▶ Objective: Copy the rows below verbatim, covering only the stretch from the line that contains "Patent image size: (937, 570)." through the line that contains "The first sub-winding 1276b is at (313, 443).", with both of those lines included.

(Records excerpted from a collection)
* * *

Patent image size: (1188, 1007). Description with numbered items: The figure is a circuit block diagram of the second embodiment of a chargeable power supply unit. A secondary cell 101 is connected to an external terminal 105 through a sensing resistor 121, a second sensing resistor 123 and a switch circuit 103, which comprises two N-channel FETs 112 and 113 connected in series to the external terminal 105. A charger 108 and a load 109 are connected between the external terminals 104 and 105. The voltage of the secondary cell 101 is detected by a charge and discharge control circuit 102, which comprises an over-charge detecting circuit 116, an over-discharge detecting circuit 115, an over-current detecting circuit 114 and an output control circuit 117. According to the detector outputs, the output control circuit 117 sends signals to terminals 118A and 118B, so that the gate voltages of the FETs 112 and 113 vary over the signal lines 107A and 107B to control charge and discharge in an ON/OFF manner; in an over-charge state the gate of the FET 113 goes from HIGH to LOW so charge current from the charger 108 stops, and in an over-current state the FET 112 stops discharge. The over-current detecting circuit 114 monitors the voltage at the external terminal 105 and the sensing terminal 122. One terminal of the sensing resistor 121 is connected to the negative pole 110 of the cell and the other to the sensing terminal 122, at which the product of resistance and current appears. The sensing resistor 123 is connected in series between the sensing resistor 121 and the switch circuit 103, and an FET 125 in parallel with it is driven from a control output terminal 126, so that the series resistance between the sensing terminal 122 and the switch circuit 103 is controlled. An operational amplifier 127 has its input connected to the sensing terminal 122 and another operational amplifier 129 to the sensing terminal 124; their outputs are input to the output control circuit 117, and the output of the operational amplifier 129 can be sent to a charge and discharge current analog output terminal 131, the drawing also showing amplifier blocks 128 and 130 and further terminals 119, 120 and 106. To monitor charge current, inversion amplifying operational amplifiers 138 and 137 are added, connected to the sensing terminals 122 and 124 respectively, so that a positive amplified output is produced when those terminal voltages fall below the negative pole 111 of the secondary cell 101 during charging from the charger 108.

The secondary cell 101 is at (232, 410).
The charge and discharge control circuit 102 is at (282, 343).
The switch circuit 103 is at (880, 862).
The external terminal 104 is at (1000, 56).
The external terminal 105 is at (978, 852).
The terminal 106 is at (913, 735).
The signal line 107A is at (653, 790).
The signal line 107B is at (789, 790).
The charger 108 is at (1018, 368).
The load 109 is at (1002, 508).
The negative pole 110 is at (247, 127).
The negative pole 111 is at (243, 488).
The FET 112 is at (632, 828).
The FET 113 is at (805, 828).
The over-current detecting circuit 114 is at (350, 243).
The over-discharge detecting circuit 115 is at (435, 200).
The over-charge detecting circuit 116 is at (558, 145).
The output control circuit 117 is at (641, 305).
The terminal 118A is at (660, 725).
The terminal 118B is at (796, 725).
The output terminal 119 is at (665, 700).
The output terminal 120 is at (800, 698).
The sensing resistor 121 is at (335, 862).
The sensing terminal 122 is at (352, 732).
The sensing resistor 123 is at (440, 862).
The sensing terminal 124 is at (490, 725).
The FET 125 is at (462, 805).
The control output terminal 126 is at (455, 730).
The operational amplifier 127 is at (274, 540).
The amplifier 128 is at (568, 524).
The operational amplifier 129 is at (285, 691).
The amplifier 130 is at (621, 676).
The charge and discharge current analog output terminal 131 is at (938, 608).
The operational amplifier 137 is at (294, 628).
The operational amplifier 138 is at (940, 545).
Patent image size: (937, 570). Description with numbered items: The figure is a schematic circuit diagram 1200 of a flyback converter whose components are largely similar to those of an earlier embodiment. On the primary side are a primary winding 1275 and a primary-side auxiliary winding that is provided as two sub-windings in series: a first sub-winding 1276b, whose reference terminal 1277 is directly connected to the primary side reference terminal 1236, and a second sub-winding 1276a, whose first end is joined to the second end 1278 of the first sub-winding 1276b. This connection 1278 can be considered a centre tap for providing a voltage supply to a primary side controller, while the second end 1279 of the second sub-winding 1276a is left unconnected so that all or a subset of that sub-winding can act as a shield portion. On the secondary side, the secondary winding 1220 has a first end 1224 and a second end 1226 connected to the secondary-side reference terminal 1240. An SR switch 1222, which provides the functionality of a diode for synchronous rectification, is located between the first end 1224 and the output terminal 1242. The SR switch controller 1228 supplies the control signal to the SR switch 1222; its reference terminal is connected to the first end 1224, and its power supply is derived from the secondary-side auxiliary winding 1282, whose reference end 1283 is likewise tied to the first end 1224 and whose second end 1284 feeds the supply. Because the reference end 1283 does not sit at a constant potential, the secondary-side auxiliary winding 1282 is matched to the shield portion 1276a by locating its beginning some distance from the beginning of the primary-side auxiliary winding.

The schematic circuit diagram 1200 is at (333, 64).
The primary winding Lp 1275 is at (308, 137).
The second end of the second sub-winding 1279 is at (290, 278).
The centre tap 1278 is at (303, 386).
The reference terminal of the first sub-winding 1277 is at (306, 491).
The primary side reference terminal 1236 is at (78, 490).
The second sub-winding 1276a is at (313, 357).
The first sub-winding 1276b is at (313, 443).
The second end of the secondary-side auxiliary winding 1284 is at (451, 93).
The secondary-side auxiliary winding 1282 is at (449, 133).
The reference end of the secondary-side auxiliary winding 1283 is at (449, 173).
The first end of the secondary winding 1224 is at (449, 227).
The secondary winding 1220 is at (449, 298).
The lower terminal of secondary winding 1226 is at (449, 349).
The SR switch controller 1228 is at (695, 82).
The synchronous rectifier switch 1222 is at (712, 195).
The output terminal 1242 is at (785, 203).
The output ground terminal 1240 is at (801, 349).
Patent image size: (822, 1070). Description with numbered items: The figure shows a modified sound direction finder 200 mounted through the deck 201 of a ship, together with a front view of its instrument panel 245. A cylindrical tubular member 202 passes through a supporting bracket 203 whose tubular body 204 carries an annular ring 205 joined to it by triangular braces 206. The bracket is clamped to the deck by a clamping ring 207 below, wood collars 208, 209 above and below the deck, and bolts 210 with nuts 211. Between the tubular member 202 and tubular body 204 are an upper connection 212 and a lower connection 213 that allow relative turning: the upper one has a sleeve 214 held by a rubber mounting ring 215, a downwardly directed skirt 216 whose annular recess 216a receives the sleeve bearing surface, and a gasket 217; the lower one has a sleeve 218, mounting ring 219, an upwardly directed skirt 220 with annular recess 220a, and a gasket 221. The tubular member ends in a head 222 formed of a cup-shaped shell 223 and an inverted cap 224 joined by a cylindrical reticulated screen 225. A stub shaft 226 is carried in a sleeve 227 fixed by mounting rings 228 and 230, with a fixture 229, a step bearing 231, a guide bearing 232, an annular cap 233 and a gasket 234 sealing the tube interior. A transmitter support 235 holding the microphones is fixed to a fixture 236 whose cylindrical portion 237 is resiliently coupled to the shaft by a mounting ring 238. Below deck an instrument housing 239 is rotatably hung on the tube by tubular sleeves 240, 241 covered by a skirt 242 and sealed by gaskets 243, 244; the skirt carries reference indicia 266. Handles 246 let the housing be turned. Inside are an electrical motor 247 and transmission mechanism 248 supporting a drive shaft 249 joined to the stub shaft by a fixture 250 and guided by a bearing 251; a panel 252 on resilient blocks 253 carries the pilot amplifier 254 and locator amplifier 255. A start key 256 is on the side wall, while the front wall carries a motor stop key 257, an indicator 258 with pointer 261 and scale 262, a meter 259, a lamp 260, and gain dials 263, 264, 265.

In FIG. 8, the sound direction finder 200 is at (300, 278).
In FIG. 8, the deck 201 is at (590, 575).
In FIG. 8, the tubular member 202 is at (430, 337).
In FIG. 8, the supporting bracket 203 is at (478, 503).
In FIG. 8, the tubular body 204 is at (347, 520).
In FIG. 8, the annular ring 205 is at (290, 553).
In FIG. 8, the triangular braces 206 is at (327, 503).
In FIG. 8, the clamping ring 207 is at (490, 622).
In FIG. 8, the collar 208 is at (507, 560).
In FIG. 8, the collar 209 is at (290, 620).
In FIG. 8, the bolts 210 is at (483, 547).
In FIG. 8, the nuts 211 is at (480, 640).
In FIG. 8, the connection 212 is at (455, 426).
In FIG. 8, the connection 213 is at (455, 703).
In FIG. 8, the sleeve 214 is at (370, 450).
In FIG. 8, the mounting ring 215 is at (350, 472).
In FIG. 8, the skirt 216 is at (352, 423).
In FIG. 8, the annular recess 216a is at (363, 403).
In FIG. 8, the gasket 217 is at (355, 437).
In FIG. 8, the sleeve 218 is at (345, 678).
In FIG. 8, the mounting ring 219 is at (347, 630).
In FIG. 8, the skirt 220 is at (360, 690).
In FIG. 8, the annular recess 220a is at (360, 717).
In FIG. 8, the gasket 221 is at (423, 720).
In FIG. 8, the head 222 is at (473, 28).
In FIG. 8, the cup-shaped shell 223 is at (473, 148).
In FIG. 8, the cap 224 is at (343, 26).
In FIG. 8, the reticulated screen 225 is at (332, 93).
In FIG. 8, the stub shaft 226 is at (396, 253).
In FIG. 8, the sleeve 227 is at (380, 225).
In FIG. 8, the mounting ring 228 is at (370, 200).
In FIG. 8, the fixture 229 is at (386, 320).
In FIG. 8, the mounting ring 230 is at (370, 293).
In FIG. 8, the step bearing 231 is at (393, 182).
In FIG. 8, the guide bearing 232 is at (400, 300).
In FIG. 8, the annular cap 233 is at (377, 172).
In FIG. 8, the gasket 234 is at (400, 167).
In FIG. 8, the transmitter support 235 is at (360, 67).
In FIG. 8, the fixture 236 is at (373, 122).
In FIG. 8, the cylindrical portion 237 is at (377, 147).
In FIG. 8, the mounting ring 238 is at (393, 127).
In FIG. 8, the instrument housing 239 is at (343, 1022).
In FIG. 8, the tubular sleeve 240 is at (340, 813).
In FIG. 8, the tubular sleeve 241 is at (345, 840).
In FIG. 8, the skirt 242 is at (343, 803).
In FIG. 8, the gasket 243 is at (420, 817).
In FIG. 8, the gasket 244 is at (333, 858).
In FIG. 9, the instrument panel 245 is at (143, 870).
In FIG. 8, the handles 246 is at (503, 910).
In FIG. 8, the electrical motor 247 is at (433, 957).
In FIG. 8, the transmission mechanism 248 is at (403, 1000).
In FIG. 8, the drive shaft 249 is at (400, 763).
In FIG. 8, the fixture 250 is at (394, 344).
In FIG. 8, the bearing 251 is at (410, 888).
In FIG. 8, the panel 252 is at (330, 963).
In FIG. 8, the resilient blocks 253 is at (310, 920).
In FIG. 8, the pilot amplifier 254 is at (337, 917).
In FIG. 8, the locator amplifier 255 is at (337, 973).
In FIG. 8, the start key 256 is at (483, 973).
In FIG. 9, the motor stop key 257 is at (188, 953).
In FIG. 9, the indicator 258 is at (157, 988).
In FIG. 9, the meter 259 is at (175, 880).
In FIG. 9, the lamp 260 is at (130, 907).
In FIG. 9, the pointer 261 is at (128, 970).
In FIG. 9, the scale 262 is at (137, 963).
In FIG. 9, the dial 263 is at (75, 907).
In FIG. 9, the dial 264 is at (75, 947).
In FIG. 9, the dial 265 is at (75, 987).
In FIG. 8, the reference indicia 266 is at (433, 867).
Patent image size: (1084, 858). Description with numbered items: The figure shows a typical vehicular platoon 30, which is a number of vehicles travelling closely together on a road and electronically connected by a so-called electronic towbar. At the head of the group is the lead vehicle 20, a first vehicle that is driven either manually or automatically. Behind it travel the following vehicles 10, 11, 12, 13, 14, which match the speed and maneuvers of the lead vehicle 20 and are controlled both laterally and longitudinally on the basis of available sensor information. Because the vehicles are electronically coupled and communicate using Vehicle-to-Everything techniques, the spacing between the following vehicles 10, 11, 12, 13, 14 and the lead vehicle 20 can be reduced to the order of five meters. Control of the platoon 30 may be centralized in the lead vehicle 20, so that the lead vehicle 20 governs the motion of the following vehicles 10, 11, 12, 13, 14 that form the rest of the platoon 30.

* * *

▶ Answer below:
Patent image size: (937, 570). Description with numbered items: The figure is a schematic circuit diagram 1200 of a flyback converter whose components are largely similar to those of an earlier embodiment. On the primary side are a primary winding 1275 and a primary-side auxiliary winding that is provided as two sub-windings in series: a first sub-winding 1276b, whose reference terminal 1277 is directly connected to the primary side reference terminal 1236, and a second sub-winding 1276a, whose first end is joined to the second end 1278 of the first sub-winding 1276b. This connection 1278 can be considered a centre tap for providing a voltage supply to a primary side controller, while the second end 1279 of the second sub-winding 1276a is left unconnected so that all or a subset of that sub-winding can act as a shield portion. On the secondary side, the secondary winding 1220 has a first end 1224 and a second end 1226 connected to the secondary-side reference terminal 1240. An SR switch 1222, which provides the functionality of a diode for synchronous rectification, is located between the first end 1224 and the output terminal 1242. The SR switch controller 1228 supplies the control signal to the SR switch 1222; its reference terminal is connected to the first end 1224, and its power supply is derived from the secondary-side auxiliary winding 1282, whose reference end 1283 is likewise tied to the first end 1224 and whose second end 1284 feeds the supply. Because the reference end 1283 does not sit at a constant potential, the secondary-side auxiliary winding 1282 is matched to the shield portion 1276a by locating its beginning some distance from the beginning of the primary-side auxiliary winding.

The schematic circuit diagram 1200 is at (333, 64).
The primary winding Lp 1275 is at (308, 137).
The second end of the second sub-winding 1279 is at (290, 278).
The centre tap 1278 is at (303, 386).
The reference terminal of the first sub-winding 1277 is at (306, 491).
The primary side reference terminal 1236 is at (78, 490).
The second sub-winding 1276a is at (313, 357).
The first sub-winding 1276b is at (313, 443).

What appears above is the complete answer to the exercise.